The data below calls for an exact copy.

-------

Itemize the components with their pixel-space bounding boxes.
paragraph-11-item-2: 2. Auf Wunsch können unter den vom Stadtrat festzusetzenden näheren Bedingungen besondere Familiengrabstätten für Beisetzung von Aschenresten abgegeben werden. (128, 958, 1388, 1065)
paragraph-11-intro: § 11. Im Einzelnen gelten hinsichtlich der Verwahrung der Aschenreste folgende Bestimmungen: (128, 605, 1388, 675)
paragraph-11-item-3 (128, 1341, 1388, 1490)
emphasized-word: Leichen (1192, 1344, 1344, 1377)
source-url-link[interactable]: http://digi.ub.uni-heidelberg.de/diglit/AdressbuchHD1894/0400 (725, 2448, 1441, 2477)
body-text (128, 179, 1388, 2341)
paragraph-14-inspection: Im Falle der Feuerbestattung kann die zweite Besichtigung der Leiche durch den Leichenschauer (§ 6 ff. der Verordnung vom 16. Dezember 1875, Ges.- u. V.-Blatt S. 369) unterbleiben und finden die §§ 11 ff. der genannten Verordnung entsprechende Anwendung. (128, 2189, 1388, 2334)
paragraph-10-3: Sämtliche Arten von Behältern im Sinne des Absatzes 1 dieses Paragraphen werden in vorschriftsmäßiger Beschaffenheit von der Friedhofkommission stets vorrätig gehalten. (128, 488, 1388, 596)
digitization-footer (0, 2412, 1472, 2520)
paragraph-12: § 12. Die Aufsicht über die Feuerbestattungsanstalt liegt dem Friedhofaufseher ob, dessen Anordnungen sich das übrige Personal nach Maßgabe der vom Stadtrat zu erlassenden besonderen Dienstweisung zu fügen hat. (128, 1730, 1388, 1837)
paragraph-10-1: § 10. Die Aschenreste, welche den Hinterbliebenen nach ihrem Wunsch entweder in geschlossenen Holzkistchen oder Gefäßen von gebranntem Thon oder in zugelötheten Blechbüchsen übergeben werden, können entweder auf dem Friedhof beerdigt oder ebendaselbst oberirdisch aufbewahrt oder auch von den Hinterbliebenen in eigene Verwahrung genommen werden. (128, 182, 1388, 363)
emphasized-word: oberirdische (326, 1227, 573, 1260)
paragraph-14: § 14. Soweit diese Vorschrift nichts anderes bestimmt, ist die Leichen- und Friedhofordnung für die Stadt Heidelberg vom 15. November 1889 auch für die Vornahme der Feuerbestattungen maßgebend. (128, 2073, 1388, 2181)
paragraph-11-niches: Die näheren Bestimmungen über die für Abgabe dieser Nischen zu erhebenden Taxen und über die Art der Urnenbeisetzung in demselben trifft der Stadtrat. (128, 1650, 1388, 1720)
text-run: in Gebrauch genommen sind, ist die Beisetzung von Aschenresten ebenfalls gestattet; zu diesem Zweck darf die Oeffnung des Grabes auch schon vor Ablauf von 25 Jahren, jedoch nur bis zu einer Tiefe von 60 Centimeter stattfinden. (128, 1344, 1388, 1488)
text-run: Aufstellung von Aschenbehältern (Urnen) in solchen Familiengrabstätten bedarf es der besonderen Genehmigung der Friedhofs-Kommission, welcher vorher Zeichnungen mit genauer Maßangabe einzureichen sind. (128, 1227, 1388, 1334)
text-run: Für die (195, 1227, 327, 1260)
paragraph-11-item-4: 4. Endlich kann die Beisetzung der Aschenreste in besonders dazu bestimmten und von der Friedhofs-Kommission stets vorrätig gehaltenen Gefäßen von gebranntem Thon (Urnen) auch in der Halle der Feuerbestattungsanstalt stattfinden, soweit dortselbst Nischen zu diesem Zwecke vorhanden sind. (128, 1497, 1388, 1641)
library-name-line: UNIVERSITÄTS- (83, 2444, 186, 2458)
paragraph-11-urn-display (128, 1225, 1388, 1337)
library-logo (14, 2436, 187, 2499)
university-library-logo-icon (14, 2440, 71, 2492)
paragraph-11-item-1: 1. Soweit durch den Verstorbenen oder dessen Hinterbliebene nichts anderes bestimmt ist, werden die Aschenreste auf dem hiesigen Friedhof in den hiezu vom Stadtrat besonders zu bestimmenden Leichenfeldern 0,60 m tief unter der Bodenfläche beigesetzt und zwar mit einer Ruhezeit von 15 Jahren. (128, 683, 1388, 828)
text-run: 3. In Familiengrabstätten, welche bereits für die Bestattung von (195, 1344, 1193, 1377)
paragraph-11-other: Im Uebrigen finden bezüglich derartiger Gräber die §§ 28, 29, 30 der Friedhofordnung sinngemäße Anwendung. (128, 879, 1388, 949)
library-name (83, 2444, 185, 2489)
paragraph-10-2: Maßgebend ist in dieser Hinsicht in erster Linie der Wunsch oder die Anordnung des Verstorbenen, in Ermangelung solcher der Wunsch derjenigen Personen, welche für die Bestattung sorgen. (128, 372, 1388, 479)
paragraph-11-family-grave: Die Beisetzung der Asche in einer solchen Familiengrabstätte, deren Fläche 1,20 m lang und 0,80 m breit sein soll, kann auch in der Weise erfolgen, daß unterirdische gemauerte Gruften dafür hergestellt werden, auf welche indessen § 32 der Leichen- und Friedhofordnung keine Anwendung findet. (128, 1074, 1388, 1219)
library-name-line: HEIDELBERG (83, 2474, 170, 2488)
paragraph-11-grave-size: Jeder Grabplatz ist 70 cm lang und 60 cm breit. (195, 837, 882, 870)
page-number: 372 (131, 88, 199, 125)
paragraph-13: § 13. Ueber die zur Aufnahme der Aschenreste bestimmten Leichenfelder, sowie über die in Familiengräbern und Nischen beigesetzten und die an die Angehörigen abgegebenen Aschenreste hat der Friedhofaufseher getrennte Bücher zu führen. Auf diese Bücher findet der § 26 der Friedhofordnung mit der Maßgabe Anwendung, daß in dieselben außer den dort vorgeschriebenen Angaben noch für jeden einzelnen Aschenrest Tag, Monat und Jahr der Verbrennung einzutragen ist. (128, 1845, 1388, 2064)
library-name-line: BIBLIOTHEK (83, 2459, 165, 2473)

-------

• ANSWER SPACE:
Itemize the components with their pixel-space bounding boxes.
paragraph-11-item-2: 2. Auf Wunsch können unter den vom Stadtrat festzusetzenden näheren Bedingungen besondere Familiengrabstätten für Beisetzung von Aschenresten abgegeben werden. (128, 958, 1388, 1065)
paragraph-11-intro: § 11. Im Einzelnen gelten hinsichtlich der Verwahrung der Aschenreste folgende Bestimmungen: (128, 605, 1388, 675)
paragraph-11-item-3 (128, 1341, 1388, 1490)
emphasized-word: Leichen (1192, 1344, 1344, 1377)
source-url-link[interactable]: http://digi.ub.uni-heidelberg.de/diglit/AdressbuchHD1894/0400 (725, 2448, 1441, 2477)
body-text (128, 179, 1388, 2341)
paragraph-14-inspection: Im Falle der Feuerbestattung kann die zweite Besichtigung der Leiche durch den Leichenschauer (§ 6 ff. der Verordnung vom 16. Dezember 1875, Ges.- u. V.-Blatt S. 369) unterbleiben und finden die §§ 11 ff. der genannten Verordnung entsprechende Anwendung. (128, 2189, 1388, 2334)
paragraph-10-3: Sämtliche Arten von Behältern im Sinne des Absatzes 1 dieses Paragraphen werden in vorschriftsmäßiger Beschaffenheit von der Friedhofkommission stets vorrätig gehalten. (128, 488, 1388, 596)
digitization-footer (0, 2412, 1472, 2520)
paragraph-12: § 12. Die Aufsicht über die Feuerbestattungsanstalt liegt dem Friedhofaufseher ob, dessen Anordnungen sich das übrige Personal nach Maßgabe der vom Stadtrat zu erlassenden besonderen Dienstweisung zu fügen hat. (128, 1730, 1388, 1837)
paragraph-10-1: § 10. Die Aschenreste, welche den Hinterbliebenen nach ihrem Wunsch entweder in geschlossenen Holzkistchen oder Gefäßen von gebranntem Thon oder in zugelötheten Blechbüchsen übergeben werden, können entweder auf dem Friedhof beerdigt oder ebendaselbst oberirdisch aufbewahrt oder auch von den Hinterbliebenen in eigene Verwahrung genommen werden. (128, 182, 1388, 363)
emphasized-word: oberirdische (326, 1227, 573, 1260)
paragraph-14: § 14. Soweit diese Vorschrift nichts anderes bestimmt, ist die Leichen- und Friedhofordnung für die Stadt Heidelberg vom 15. November 1889 auch für die Vornahme der Feuerbestattungen maßgebend. (128, 2073, 1388, 2181)
paragraph-11-niches: Die näheren Bestimmungen über die für Abgabe dieser Nischen zu erhebenden Taxen und über die Art der Urnenbeisetzung in demselben trifft der Stadtrat. (128, 1650, 1388, 1720)
text-run: in Gebrauch genommen sind, ist die Beisetzung von Aschenresten ebenfalls gestattet; zu diesem Zweck darf die Oeffnung des Grabes auch schon vor Ablauf von 25 Jahren, jedoch nur bis zu einer Tiefe von 60 Centimeter stattfinden. (128, 1344, 1388, 1488)
text-run: Aufstellung von Aschenbehältern (Urnen) in solchen Familiengrabstätten bedarf es der besonderen Genehmigung der Friedhofs-Kommission, welcher vorher Zeichnungen mit genauer Maßangabe einzureichen sind. (128, 1227, 1388, 1334)
text-run: Für die (195, 1227, 327, 1260)
paragraph-11-item-4: 4. Endlich kann die Beisetzung der Aschenreste in besonders dazu bestimmten und von der Friedhofs-Kommission stets vorrätig gehaltenen Gefäßen von gebranntem Thon (Urnen) auch in der Halle der Feuerbestattungsanstalt stattfinden, soweit dortselbst Nischen zu diesem Zwecke vorhanden sind. (128, 1497, 1388, 1641)
library-name-line: UNIVERSITÄTS- (83, 2444, 186, 2458)
paragraph-11-urn-display (128, 1225, 1388, 1337)
library-logo (14, 2436, 187, 2499)
university-library-logo-icon (14, 2440, 71, 2492)
paragraph-11-item-1: 1. Soweit durch den Verstorbenen oder dessen Hinterbliebene nichts anderes bestimmt ist, werden die Aschenreste auf dem hiesigen Friedhof in den hiezu vom Stadtrat besonders zu bestimmenden Leichenfeldern 0,60 m tief unter der Bodenfläche beigesetzt und zwar mit einer Ruhezeit von 15 Jahren. (128, 683, 1388, 828)
text-run: 3. In Familiengrabstätten, welche bereits für die Bestattung von (195, 1344, 1193, 1377)
paragraph-11-other: Im Uebrigen finden bezüglich derartiger Gräber die §§ 28, 29, 30 der Friedhofordnung sinngemäße Anwendung. (128, 879, 1388, 949)
library-name (83, 2444, 185, 2489)
paragraph-10-2: Maßgebend ist in dieser Hinsicht in erster Linie der Wunsch oder die Anordnung des Verstorbenen, in Ermangelung solcher der Wunsch derjenigen Personen, welche für die Bestattung sorgen. (128, 372, 1388, 479)
paragraph-11-family-grave: Die Beisetzung der Asche in einer solchen Familiengrabstätte, deren Fläche 1,20 m lang und 0,80 m breit sein soll, kann auch in der Weise erfolgen, daß unterirdische gemauerte Gruften dafür hergestellt werden, auf welche indessen § 32 der Leichen- und Friedhofordnung keine Anwendung findet. (128, 1074, 1388, 1219)
library-name-line: HEIDELBERG (83, 2474, 170, 2488)
paragraph-11-grave-size: Jeder Grabplatz ist 70 cm lang und 60 cm breit. (195, 837, 882, 870)
page-number: 372 (131, 88, 199, 125)
paragraph-13: § 13. Ueber die zur Aufnahme der Aschenreste bestimmten Leichenfelder, sowie über die in Familiengräbern und Nischen beigesetzten und die an die Angehörigen abgegebenen Aschenreste hat der Friedhofaufseher getrennte Bücher zu führen. Auf diese Bücher findet der § 26 der Friedhofordnung mit der Maßgabe Anwendung, daß in dieselben außer den dort vorgeschriebenen Angaben noch für jeden einzelnen Aschenrest Tag, Monat und Jahr der Verbrennung einzutragen ist. (128, 1845, 1388, 2064)
library-name-line: BIBLIOTHEK (83, 2459, 165, 2473)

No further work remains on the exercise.